**Provided data**

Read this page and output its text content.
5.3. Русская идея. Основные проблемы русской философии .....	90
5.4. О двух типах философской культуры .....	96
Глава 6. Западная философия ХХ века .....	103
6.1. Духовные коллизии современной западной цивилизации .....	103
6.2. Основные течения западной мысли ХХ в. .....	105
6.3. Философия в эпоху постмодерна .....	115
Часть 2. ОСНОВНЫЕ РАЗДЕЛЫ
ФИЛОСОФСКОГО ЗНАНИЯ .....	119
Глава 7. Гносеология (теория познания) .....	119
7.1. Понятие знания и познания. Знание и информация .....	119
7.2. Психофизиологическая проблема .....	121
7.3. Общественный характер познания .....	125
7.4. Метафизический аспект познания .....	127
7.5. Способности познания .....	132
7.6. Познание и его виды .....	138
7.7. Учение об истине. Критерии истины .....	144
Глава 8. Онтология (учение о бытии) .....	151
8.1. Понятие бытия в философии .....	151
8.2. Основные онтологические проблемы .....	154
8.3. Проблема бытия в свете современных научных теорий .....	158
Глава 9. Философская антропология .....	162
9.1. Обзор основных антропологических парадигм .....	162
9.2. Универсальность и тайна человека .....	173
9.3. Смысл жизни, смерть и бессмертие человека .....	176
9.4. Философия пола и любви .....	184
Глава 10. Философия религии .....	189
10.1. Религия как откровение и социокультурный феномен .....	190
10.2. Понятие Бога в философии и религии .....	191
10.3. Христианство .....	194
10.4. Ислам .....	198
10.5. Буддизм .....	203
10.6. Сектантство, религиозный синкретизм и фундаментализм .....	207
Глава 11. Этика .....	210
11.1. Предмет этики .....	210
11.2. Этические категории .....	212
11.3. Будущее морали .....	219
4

**Required work**
Each line that has the word "Понятие" counts once. How many such lines are in the data? Give the number alone.

**Completed exercise**
3